* [What is asked] Among the records that follow, count the lines with the string "对作品理解能力"; report only that count.

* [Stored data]

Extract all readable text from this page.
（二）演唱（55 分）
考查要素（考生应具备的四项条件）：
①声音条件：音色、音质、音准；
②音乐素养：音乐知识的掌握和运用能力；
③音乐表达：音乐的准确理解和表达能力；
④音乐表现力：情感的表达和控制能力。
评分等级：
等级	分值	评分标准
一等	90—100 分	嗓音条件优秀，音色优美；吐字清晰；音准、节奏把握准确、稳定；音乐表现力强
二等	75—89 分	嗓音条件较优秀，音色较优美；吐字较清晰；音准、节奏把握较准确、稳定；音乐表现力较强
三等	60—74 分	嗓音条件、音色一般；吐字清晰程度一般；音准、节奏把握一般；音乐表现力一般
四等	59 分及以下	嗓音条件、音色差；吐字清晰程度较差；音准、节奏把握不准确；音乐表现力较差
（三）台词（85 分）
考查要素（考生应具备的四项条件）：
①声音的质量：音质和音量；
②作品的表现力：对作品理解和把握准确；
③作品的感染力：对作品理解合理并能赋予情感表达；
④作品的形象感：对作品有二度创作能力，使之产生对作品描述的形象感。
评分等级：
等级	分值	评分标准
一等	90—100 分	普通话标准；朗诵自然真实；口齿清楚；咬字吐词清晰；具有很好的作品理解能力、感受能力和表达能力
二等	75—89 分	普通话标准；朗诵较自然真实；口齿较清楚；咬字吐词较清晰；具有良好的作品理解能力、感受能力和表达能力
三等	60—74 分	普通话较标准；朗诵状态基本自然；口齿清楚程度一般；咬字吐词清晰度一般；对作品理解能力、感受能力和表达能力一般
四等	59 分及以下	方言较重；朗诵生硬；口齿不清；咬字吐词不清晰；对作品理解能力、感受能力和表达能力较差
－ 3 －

* [Solution for this exercise] 2